** Prompt **
Each record is to be printed again precisely as it reads.

** Data provided **
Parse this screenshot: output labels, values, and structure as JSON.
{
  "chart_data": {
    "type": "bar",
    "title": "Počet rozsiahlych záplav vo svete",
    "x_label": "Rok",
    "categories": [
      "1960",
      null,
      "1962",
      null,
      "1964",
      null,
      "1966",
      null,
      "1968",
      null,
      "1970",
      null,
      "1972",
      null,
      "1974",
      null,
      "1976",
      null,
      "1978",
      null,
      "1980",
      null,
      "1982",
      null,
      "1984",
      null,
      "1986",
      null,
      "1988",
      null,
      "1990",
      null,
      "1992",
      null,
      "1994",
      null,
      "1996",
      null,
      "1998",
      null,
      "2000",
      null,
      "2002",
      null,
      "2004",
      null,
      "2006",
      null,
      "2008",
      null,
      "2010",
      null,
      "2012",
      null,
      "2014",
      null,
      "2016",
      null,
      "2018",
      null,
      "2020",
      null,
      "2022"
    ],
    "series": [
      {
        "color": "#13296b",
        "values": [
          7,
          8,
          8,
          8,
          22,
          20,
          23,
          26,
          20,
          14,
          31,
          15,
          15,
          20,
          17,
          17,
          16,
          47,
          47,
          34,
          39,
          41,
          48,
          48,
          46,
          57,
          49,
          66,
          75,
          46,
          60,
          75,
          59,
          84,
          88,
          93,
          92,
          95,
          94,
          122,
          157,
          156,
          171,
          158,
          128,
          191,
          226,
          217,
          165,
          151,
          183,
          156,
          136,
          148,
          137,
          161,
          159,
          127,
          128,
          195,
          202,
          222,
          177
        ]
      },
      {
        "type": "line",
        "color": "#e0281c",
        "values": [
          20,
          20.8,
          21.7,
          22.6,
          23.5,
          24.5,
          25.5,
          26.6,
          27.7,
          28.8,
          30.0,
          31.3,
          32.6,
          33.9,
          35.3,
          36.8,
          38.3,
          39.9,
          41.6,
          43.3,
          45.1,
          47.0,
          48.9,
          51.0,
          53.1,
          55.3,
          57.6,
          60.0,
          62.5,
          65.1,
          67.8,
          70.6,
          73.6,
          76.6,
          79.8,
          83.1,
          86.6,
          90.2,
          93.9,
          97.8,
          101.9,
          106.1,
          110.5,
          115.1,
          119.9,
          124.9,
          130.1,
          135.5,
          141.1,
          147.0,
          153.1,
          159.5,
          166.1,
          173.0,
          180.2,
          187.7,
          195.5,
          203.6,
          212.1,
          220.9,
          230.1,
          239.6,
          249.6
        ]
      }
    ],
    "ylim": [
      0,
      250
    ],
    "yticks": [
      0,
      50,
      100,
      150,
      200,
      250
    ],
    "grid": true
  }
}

** The answer **
Parse this screenshot: output labels, values, and structure as JSON.
{
  "chart_data": {
    "type": "bar",
    "title": "Počet rozsiahlych záplav vo svete",
    "x_label": "Rok",
    "categories": [
      "1960",
      null,
      "1962",
      null,
      "1964",
      null,
      "1966",
      null,
      "1968",
      null,
      "1970",
      null,
      "1972",
      null,
      "1974",
      null,
      "1976",
      null,
      "1978",
      null,
      "1980",
      null,
      "1982",
      null,
      "1984",
      null,
      "1986",
      null,
      "1988",
      null,
      "1990",
      null,
      "1992",
      null,
      "1994",
      null,
      "1996",
      null,
      "1998",
      null,
      "2000",
      null,
      "2002",
      null,
      "2004",
      null,
      "2006",
      null,
      "2008",
      null,
      "2010",
      null,
      "2012",
      null,
      "2014",
      null,
      "2016",
      null,
      "2018",
      null,
      "2020",
      null,
      "2022"
    ],
    "series": [
      {
        "color": "#13296b",
        "values": [
          7,
          8,
          8,
          8,
          22,
          20,
          23,
          26,
          20,
          14,
          31,
          15,
          15,
          20,
          17,
          17,
          16,
          47,
          47,
          34,
          39,
          41,
          48,
          48,
          46,
          57,
          49,
          66,
          75,
          46,
          60,
          75,
          59,
          84,
          88,
          93,
          92,
          95,
          94,
          122,
          157,
          156,
          171,
          158,
          128,
          191,
          226,
          217,
          165,
          151,
          183,
          156,
          136,
          148,
          137,
          161,
          159,
          127,
          128,
          195,
          202,
          222,
          177
        ]
      },
      {
        "type": "line",
        "color": "#e0281c",
        "values": [
          20,
          20.8,
          21.7,
          22.6,
          23.5,
          24.5,
          25.5,
          26.6,
          27.7,
          28.8,
          30.0,
          31.3,
          32.6,
          33.9,
          35.3,
          36.8,
          38.3,
          39.9,
          41.6,
          43.3,
          45.1,
          47.0,
          48.9,
          51.0,
          53.1,
          55.3,
          57.6,
          60.0,
          62.5,
          65.1,
          67.8,
          70.6,
          73.6,
          76.6,
          79.8,
          83.1,
          86.6,
          90.2,
          93.9,
          97.8,
          101.9,
          106.1,
          110.5,
          115.1,
          119.9,
          124.9,
          130.1,
          135.5,
          141.1,
          147.0,
          153.1,
          159.5,
          166.1,
          173.0,
          180.2,
          187.7,
          195.5,
          203.6,
          212.1,
          220.9,
          230.1,
          239.6,
          249.6
        ]
      }
    ],
    "ylim": [
      0,
      250
    ],
    "yticks": [
      0,
      50,
      100,
      150,
      200,
      250
    ],
    "grid": true
  }
}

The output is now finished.